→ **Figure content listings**
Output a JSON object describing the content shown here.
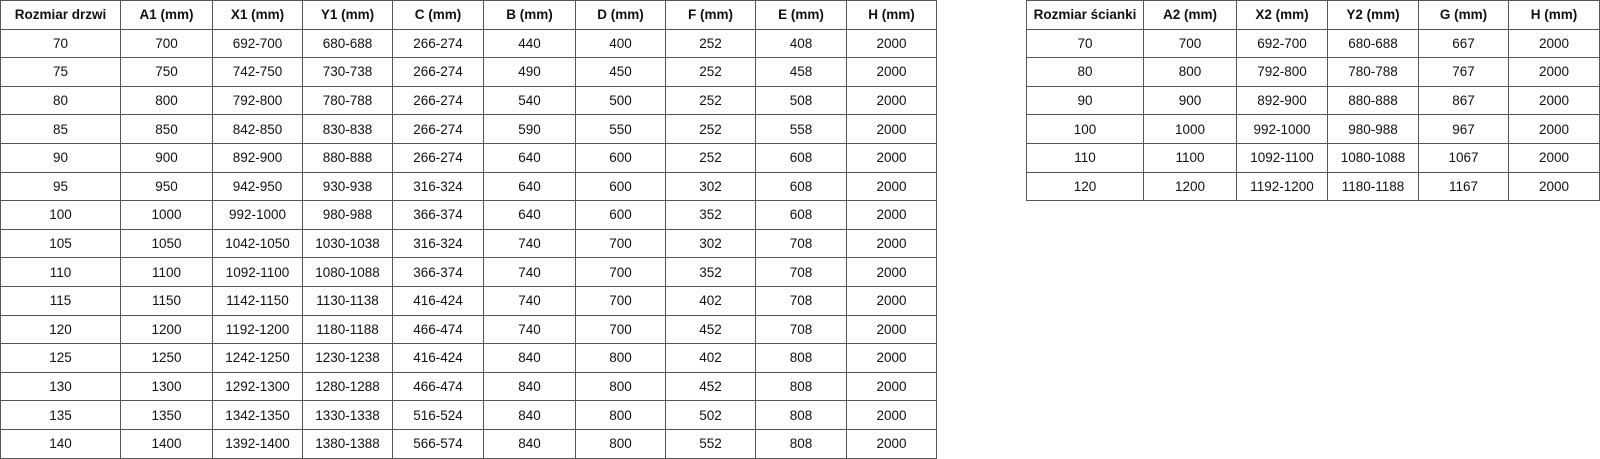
{
  "door_table": {
    "headers": [
      "Rozmiar drzwi",
      "A1 (mm)",
      "X1 (mm)",
      "Y1 (mm)",
      "C (mm)",
      "B (mm)",
      "D (mm)",
      "F (mm)",
      "E (mm)",
      "H (mm)"
    ],
    "rows": [
      [
        "70",
        "700",
        "692-700",
        "680-688",
        "266-274",
        "440",
        "400",
        "252",
        "408",
        "2000"
      ],
      [
        "75",
        "750",
        "742-750",
        "730-738",
        "266-274",
        "490",
        "450",
        "252",
        "458",
        "2000"
      ],
      [
        "80",
        "800",
        "792-800",
        "780-788",
        "266-274",
        "540",
        "500",
        "252",
        "508",
        "2000"
      ],
      [
        "85",
        "850",
        "842-850",
        "830-838",
        "266-274",
        "590",
        "550",
        "252",
        "558",
        "2000"
      ],
      [
        "90",
        "900",
        "892-900",
        "880-888",
        "266-274",
        "640",
        "600",
        "252",
        "608",
        "2000"
      ],
      [
        "95",
        "950",
        "942-950",
        "930-938",
        "316-324",
        "640",
        "600",
        "302",
        "608",
        "2000"
      ],
      [
        "100",
        "1000",
        "992-1000",
        "980-988",
        "366-374",
        "640",
        "600",
        "352",
        "608",
        "2000"
      ],
      [
        "105",
        "1050",
        "1042-1050",
        "1030-1038",
        "316-324",
        "740",
        "700",
        "302",
        "708",
        "2000"
      ],
      [
        "110",
        "1100",
        "1092-1100",
        "1080-1088",
        "366-374",
        "740",
        "700",
        "352",
        "708",
        "2000"
      ],
      [
        "115",
        "1150",
        "1142-1150",
        "1130-1138",
        "416-424",
        "740",
        "700",
        "402",
        "708",
        "2000"
      ],
      [
        "120",
        "1200",
        "1192-1200",
        "1180-1188",
        "466-474",
        "740",
        "700",
        "452",
        "708",
        "2000"
      ],
      [
        "125",
        "1250",
        "1242-1250",
        "1230-1238",
        "416-424",
        "840",
        "800",
        "402",
        "808",
        "2000"
      ],
      [
        "130",
        "1300",
        "1292-1300",
        "1280-1288",
        "466-474",
        "840",
        "800",
        "452",
        "808",
        "2000"
      ],
      [
        "135",
        "1350",
        "1342-1350",
        "1330-1338",
        "516-524",
        "840",
        "800",
        "502",
        "808",
        "2000"
      ],
      [
        "140",
        "1400",
        "1392-1400",
        "1380-1388",
        "566-574",
        "840",
        "800",
        "552",
        "808",
        "2000"
      ]
    ]
  },
  "wall_table": {
    "headers": [
      "Rozmiar ścianki",
      "A2 (mm)",
      "X2 (mm)",
      "Y2 (mm)",
      "G (mm)",
      "H (mm)"
    ],
    "rows": [
      [
        "70",
        "700",
        "692-700",
        "680-688",
        "667",
        "2000"
      ],
      [
        "80",
        "800",
        "792-800",
        "780-788",
        "767",
        "2000"
      ],
      [
        "90",
        "900",
        "892-900",
        "880-888",
        "867",
        "2000"
      ],
      [
        "100",
        "1000",
        "992-1000",
        "980-988",
        "967",
        "2000"
      ],
      [
        "110",
        "1100",
        "1092-1100",
        "1080-1088",
        "1067",
        "2000"
      ],
      [
        "120",
        "1200",
        "1192-1200",
        "1180-1188",
        "1167",
        "2000"
      ]
    ]
  }
}
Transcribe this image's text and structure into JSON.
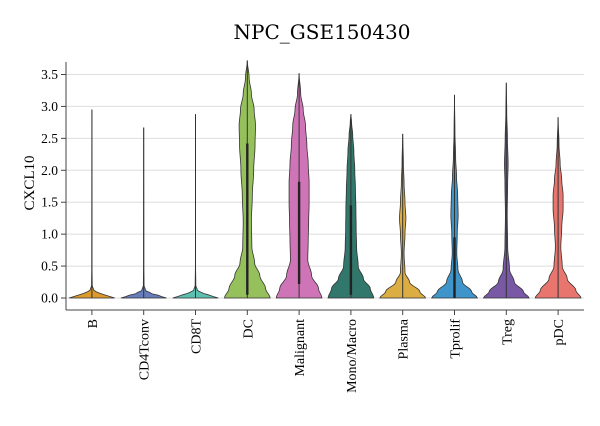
{
  "chart_data": {
    "type": "violin",
    "title": "NPC_GSE150430",
    "xlabel": "",
    "ylabel": "CXCL10",
    "ylim": [
      0.0,
      3.9
    ],
    "yticks": [
      "0.0",
      "0.5",
      "1.0",
      "1.5",
      "2.0",
      "2.5",
      "3.0",
      "3.5"
    ],
    "ytick_values": [
      0,
      0.5,
      1.0,
      1.5,
      2.0,
      2.5,
      3.0,
      3.5
    ],
    "grid": true,
    "legend": "none",
    "categories": [
      "B",
      "CD4Tconv",
      "CD8T",
      "DC",
      "Malignant",
      "Mono/Macro",
      "Plasma",
      "Tprolif",
      "Treg",
      "pDC"
    ],
    "series": [
      {
        "category": "B",
        "color": "#d9901a",
        "max": 2.95,
        "q1": 0,
        "q3": 0,
        "profile": [
          [
            0.0,
            1.0
          ],
          [
            0.03,
            0.75
          ],
          [
            0.07,
            0.35
          ],
          [
            0.12,
            0.08
          ],
          [
            0.2,
            0.015
          ],
          [
            0.5,
            0.005
          ],
          [
            2.95,
            0.0
          ]
        ]
      },
      {
        "category": "CD4Tconv",
        "color": "#5a72b5",
        "max": 2.67,
        "q1": 0,
        "q3": 0,
        "profile": [
          [
            0.0,
            1.0
          ],
          [
            0.03,
            0.75
          ],
          [
            0.07,
            0.35
          ],
          [
            0.12,
            0.08
          ],
          [
            0.2,
            0.015
          ],
          [
            0.5,
            0.005
          ],
          [
            2.67,
            0.0
          ]
        ]
      },
      {
        "category": "CD8T",
        "color": "#4fbaa8",
        "max": 2.88,
        "q1": 0,
        "q3": 0,
        "profile": [
          [
            0.0,
            1.0
          ],
          [
            0.03,
            0.75
          ],
          [
            0.07,
            0.35
          ],
          [
            0.12,
            0.08
          ],
          [
            0.2,
            0.015
          ],
          [
            0.5,
            0.005
          ],
          [
            2.88,
            0.0
          ]
        ]
      },
      {
        "category": "DC",
        "color": "#8dbb4d",
        "max": 3.72,
        "q1": 0.05,
        "q3": 2.42,
        "profile": [
          [
            0.0,
            1.0
          ],
          [
            0.15,
            0.8
          ],
          [
            0.35,
            0.55
          ],
          [
            0.55,
            0.32
          ],
          [
            0.8,
            0.2
          ],
          [
            1.2,
            0.18
          ],
          [
            1.6,
            0.22
          ],
          [
            2.0,
            0.28
          ],
          [
            2.4,
            0.34
          ],
          [
            2.7,
            0.36
          ],
          [
            2.95,
            0.3
          ],
          [
            3.2,
            0.18
          ],
          [
            3.45,
            0.08
          ],
          [
            3.72,
            0.0
          ]
        ]
      },
      {
        "category": "Malignant",
        "color": "#cb69b1",
        "max": 3.52,
        "q1": 0.22,
        "q3": 1.82,
        "profile": [
          [
            0.0,
            1.0
          ],
          [
            0.15,
            0.85
          ],
          [
            0.35,
            0.55
          ],
          [
            0.6,
            0.38
          ],
          [
            0.9,
            0.4
          ],
          [
            1.2,
            0.42
          ],
          [
            1.5,
            0.44
          ],
          [
            1.8,
            0.44
          ],
          [
            2.1,
            0.4
          ],
          [
            2.4,
            0.34
          ],
          [
            2.7,
            0.28
          ],
          [
            2.95,
            0.18
          ],
          [
            3.2,
            0.07
          ],
          [
            3.52,
            0.0
          ]
        ]
      },
      {
        "category": "Mono/Macro",
        "color": "#216b5e",
        "max": 2.88,
        "q1": 0.05,
        "q3": 1.45,
        "profile": [
          [
            0.0,
            1.0
          ],
          [
            0.15,
            0.85
          ],
          [
            0.3,
            0.55
          ],
          [
            0.5,
            0.32
          ],
          [
            0.8,
            0.25
          ],
          [
            1.1,
            0.23
          ],
          [
            1.4,
            0.22
          ],
          [
            1.7,
            0.2
          ],
          [
            2.0,
            0.17
          ],
          [
            2.3,
            0.13
          ],
          [
            2.55,
            0.08
          ],
          [
            2.75,
            0.03
          ],
          [
            2.88,
            0.0
          ]
        ]
      },
      {
        "category": "Plasma",
        "color": "#d9a632",
        "max": 2.57,
        "q1": 0,
        "q3": 0,
        "profile": [
          [
            0.0,
            1.0
          ],
          [
            0.1,
            0.75
          ],
          [
            0.25,
            0.3
          ],
          [
            0.4,
            0.1
          ],
          [
            0.7,
            0.06
          ],
          [
            1.0,
            0.1
          ],
          [
            1.25,
            0.14
          ],
          [
            1.5,
            0.1
          ],
          [
            1.8,
            0.06
          ],
          [
            2.1,
            0.03
          ],
          [
            2.57,
            0.0
          ]
        ]
      },
      {
        "category": "Tprolif",
        "color": "#2f8bc4",
        "max": 3.18,
        "q1": 0,
        "q3": 0.95,
        "profile": [
          [
            0.0,
            1.0
          ],
          [
            0.1,
            0.75
          ],
          [
            0.25,
            0.35
          ],
          [
            0.45,
            0.15
          ],
          [
            0.7,
            0.1
          ],
          [
            1.0,
            0.12
          ],
          [
            1.3,
            0.16
          ],
          [
            1.6,
            0.14
          ],
          [
            1.9,
            0.09
          ],
          [
            2.2,
            0.05
          ],
          [
            2.6,
            0.02
          ],
          [
            3.18,
            0.0
          ]
        ]
      },
      {
        "category": "Treg",
        "color": "#6e4b9e",
        "max": 3.37,
        "q1": 0,
        "q3": 0,
        "profile": [
          [
            0.0,
            1.0
          ],
          [
            0.1,
            0.75
          ],
          [
            0.25,
            0.35
          ],
          [
            0.45,
            0.14
          ],
          [
            0.8,
            0.06
          ],
          [
            1.3,
            0.04
          ],
          [
            1.8,
            0.06
          ],
          [
            2.1,
            0.08
          ],
          [
            2.5,
            0.05
          ],
          [
            2.9,
            0.02
          ],
          [
            3.37,
            0.0
          ]
        ]
      },
      {
        "category": "pDC",
        "color": "#e66a63",
        "max": 2.83,
        "q1": 0,
        "q3": 0,
        "profile": [
          [
            0.0,
            1.0
          ],
          [
            0.12,
            0.78
          ],
          [
            0.3,
            0.4
          ],
          [
            0.5,
            0.18
          ],
          [
            0.8,
            0.12
          ],
          [
            1.1,
            0.16
          ],
          [
            1.4,
            0.22
          ],
          [
            1.6,
            0.22
          ],
          [
            1.85,
            0.16
          ],
          [
            2.1,
            0.09
          ],
          [
            2.4,
            0.04
          ],
          [
            2.83,
            0.0
          ]
        ]
      }
    ]
  }
}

→ **Exercise instructions**
Identify the lines in the entries that hold "JSON" and return each one.

→ **Response to this task**
Output a JSON object describing the content shown here.
Transcribe this image's text and structure into JSON.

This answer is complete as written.